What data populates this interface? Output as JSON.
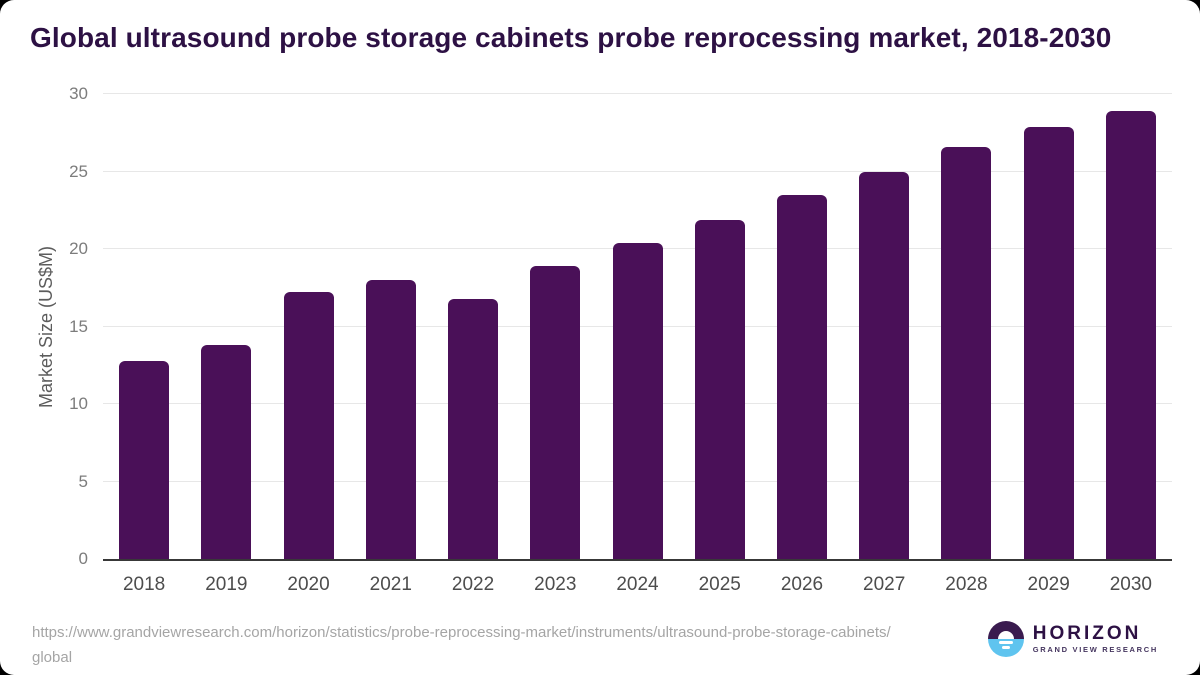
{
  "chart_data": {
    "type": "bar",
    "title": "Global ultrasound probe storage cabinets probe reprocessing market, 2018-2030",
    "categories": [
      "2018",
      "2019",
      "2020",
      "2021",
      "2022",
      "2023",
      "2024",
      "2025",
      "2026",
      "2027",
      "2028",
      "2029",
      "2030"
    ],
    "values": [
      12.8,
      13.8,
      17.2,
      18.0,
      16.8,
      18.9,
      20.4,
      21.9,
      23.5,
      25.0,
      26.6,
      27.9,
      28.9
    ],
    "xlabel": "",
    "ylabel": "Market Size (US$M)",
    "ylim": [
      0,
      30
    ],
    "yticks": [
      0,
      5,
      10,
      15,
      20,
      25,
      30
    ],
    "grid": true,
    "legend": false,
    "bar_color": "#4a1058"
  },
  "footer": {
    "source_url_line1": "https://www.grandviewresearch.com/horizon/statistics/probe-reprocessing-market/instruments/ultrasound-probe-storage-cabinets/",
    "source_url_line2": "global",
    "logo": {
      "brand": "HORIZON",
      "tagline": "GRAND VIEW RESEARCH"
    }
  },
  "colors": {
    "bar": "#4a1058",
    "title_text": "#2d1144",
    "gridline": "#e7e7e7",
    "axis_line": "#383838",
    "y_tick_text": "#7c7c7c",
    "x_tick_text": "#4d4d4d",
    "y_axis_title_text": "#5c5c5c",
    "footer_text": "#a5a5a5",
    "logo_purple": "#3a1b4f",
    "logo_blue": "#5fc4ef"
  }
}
════════
### Problem requirements
Copy out all the records exactly, excluding pictures.

### Solution for this exercise
What data populates this interface? Output as JSON.
{
  "chart_data": {
    "type": "bar",
    "title": "Global ultrasound probe storage cabinets probe reprocessing market, 2018-2030",
    "categories": [
      "2018",
      "2019",
      "2020",
      "2021",
      "2022",
      "2023",
      "2024",
      "2025",
      "2026",
      "2027",
      "2028",
      "2029",
      "2030"
    ],
    "values": [
      12.8,
      13.8,
      17.2,
      18.0,
      16.8,
      18.9,
      20.4,
      21.9,
      23.5,
      25.0,
      26.6,
      27.9,
      28.9
    ],
    "xlabel": "",
    "ylabel": "Market Size (US$M)",
    "ylim": [
      0,
      30
    ],
    "yticks": [
      0,
      5,
      10,
      15,
      20,
      25,
      30
    ],
    "grid": true,
    "legend": false,
    "bar_color": "#4a1058"
  },
  "footer": {
    "source_url_line1": "https://www.grandviewresearch.com/horizon/statistics/probe-reprocessing-market/instruments/ultrasound-probe-storage-cabinets/",
    "source_url_line2": "global",
    "logo": {
      "brand": "HORIZON",
      "tagline": "GRAND VIEW RESEARCH"
    }
  },
  "colors": {
    "bar": "#4a1058",
    "title_text": "#2d1144",
    "gridline": "#e7e7e7",
    "axis_line": "#383838",
    "y_tick_text": "#7c7c7c",
    "x_tick_text": "#4d4d4d",
    "y_axis_title_text": "#5c5c5c",
    "footer_text": "#a5a5a5",
    "logo_purple": "#3a1b4f",
    "logo_blue": "#5fc4ef"
  }
}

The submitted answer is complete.